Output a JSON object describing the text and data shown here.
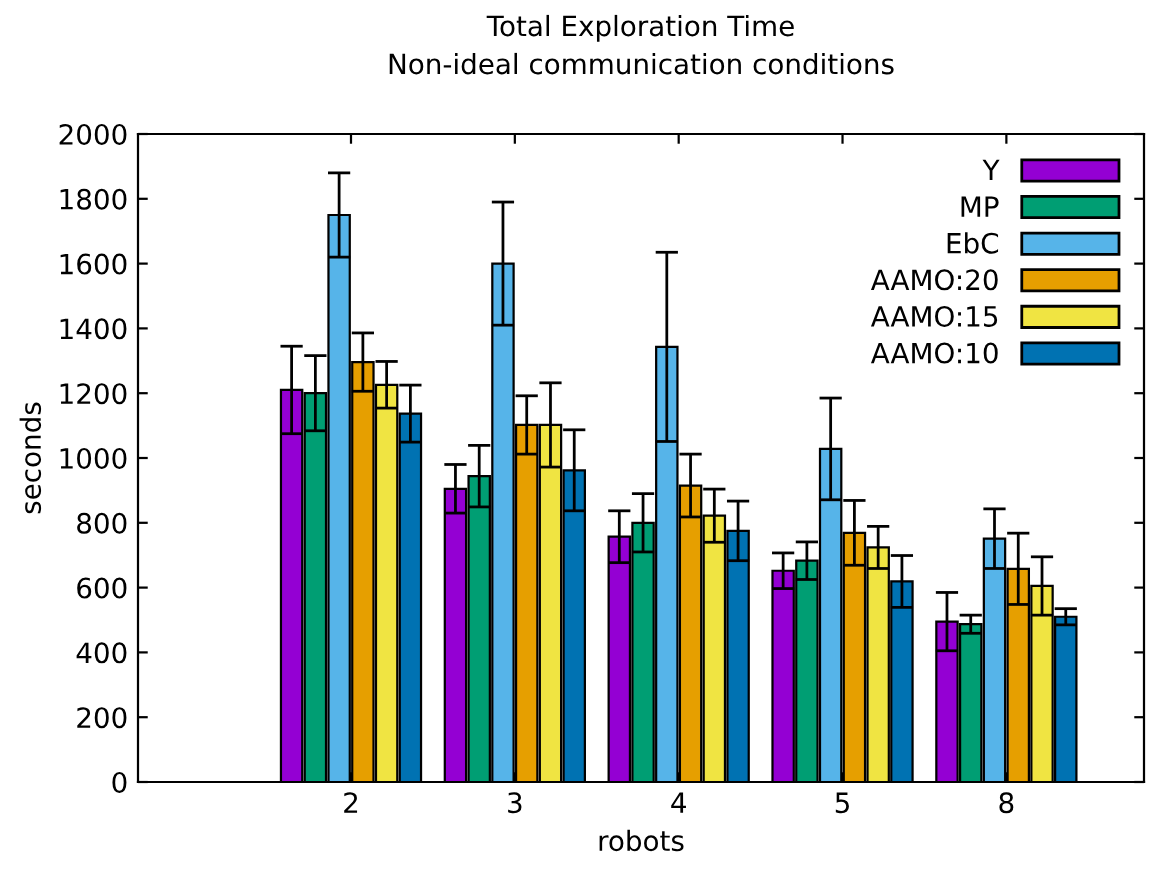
{
  "chart_data": {
    "type": "bar",
    "title": "Total Exploration Time",
    "subtitle": "Non-ideal communication conditions",
    "xlabel": "robots",
    "ylabel": "seconds",
    "categories": [
      "2",
      "3",
      "4",
      "5",
      "8"
    ],
    "series": [
      {
        "name": "Y",
        "color": "#9400d3",
        "values": [
          1210,
          905,
          757,
          652,
          495
        ],
        "errors": [
          135,
          75,
          80,
          55,
          90
        ]
      },
      {
        "name": "MP",
        "color": "#009e73",
        "values": [
          1200,
          944,
          800,
          683,
          487
        ],
        "errors": [
          116,
          95,
          90,
          58,
          28
        ]
      },
      {
        "name": "EbC",
        "color": "#56b4e9",
        "values": [
          1750,
          1600,
          1343,
          1028,
          751
        ],
        "errors": [
          130,
          190,
          292,
          157,
          92
        ]
      },
      {
        "name": "AAMO:20",
        "color": "#e69f00",
        "values": [
          1296,
          1102,
          915,
          769,
          658
        ],
        "errors": [
          90,
          90,
          97,
          100,
          110
        ]
      },
      {
        "name": "AAMO:15",
        "color": "#f0e442",
        "values": [
          1226,
          1102,
          822,
          724,
          605
        ],
        "errors": [
          72,
          130,
          82,
          65,
          90
        ]
      },
      {
        "name": "AAMO:10",
        "color": "#0072b2",
        "values": [
          1137,
          962,
          775,
          619,
          510
        ],
        "errors": [
          88,
          125,
          92,
          80,
          25
        ]
      }
    ],
    "ylim": [
      0,
      2000
    ],
    "yticks": [
      0,
      200,
      400,
      600,
      800,
      1000,
      1200,
      1400,
      1600,
      1800,
      2000
    ],
    "grid": false,
    "legend": "top right"
  }
}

**Task objective:**
Every line of the listing that holds "AAMO" should be found and copied.

**Reply to the exercise:**
        "name": "AAMO:20",
        "name": "AAMO:15",
        "name": "AAMO:10",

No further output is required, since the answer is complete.